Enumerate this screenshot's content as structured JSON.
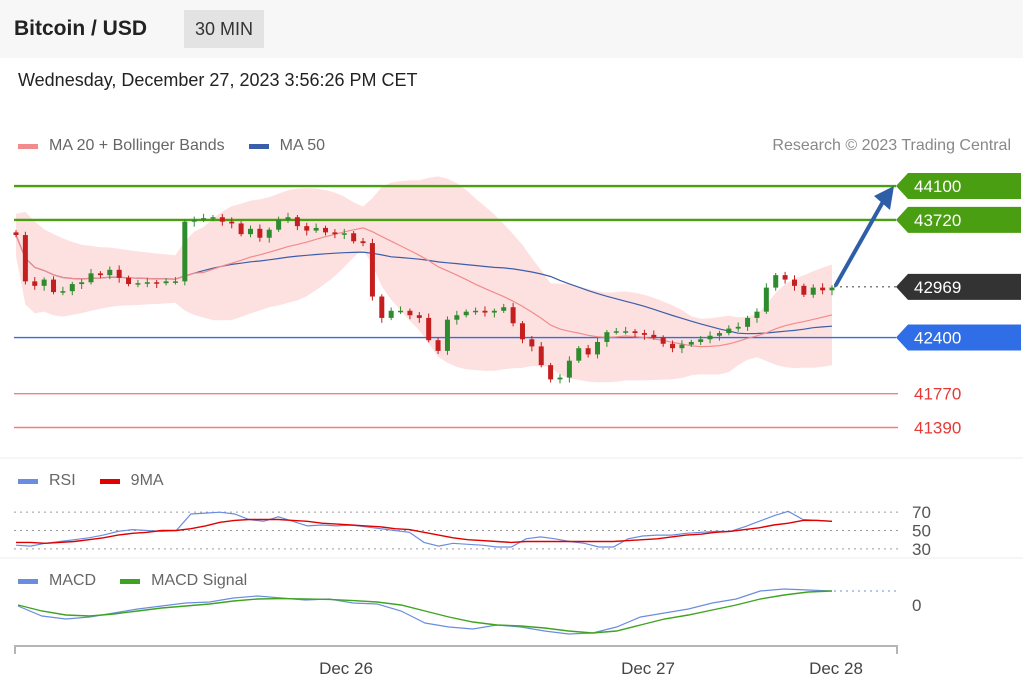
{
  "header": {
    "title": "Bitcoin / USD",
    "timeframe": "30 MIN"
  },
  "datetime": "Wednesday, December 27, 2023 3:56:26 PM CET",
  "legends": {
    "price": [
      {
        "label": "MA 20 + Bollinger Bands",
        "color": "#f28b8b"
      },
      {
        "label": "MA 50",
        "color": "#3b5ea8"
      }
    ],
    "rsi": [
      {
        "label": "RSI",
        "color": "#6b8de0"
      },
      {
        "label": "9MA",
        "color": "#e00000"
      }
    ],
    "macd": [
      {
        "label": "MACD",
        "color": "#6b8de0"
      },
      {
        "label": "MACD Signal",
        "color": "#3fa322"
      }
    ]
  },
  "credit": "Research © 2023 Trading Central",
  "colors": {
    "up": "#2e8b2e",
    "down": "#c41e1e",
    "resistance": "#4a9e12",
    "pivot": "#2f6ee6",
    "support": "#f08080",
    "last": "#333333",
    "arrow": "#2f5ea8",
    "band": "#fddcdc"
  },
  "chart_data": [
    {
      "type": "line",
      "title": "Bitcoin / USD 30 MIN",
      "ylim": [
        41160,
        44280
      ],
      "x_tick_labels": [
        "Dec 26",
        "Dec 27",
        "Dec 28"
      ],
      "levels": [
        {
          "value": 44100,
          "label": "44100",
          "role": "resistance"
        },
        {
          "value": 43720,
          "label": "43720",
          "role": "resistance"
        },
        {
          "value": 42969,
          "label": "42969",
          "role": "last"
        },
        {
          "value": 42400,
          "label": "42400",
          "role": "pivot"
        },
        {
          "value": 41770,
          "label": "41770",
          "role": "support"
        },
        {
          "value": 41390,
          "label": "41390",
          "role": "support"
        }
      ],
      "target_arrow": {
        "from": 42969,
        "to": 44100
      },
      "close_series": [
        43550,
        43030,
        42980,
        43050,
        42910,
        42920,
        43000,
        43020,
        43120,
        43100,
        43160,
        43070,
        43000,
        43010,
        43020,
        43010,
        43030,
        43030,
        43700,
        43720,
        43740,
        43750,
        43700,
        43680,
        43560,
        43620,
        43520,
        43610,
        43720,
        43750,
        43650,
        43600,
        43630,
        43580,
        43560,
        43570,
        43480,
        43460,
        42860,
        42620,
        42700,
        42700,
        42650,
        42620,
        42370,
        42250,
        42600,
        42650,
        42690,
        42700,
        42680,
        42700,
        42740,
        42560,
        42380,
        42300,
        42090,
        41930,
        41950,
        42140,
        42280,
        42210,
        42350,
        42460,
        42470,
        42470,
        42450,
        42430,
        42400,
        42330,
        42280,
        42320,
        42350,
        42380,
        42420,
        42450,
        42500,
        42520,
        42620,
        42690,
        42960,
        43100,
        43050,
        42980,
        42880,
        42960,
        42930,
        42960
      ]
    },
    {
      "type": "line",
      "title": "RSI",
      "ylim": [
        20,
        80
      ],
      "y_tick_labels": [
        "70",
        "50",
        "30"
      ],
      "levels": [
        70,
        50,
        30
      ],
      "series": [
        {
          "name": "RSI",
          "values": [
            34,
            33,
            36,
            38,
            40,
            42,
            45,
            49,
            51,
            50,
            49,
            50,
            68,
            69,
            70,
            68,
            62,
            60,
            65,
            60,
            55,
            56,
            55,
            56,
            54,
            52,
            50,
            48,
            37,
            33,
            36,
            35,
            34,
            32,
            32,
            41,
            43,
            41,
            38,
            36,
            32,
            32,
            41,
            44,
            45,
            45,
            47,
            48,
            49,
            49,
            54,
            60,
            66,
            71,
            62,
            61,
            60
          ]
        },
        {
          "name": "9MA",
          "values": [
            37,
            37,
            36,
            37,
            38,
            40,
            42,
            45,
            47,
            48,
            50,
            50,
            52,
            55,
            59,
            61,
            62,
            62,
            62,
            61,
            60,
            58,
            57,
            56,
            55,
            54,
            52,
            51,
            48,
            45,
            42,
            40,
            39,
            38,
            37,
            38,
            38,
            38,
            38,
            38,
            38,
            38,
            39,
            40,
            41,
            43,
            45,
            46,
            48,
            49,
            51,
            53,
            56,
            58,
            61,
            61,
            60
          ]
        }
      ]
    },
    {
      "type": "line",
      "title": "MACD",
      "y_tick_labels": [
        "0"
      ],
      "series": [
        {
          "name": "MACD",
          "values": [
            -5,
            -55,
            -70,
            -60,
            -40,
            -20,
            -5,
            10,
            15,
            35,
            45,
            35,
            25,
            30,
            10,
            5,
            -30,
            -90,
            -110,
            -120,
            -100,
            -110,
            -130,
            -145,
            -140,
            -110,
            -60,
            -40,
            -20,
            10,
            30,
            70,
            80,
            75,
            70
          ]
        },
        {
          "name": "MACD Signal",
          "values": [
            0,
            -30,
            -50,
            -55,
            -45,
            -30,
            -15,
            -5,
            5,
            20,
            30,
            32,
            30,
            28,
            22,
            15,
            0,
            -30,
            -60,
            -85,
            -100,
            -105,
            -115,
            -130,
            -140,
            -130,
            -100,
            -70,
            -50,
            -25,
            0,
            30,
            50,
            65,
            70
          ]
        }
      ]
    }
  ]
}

###

** What you should do **
Go through the material and copy out every line with "name" in it.

** Exercise answer **
          "name": "RSI",
          "name": "9MA",
          "name": "MACD",
          "name": "MACD Signal",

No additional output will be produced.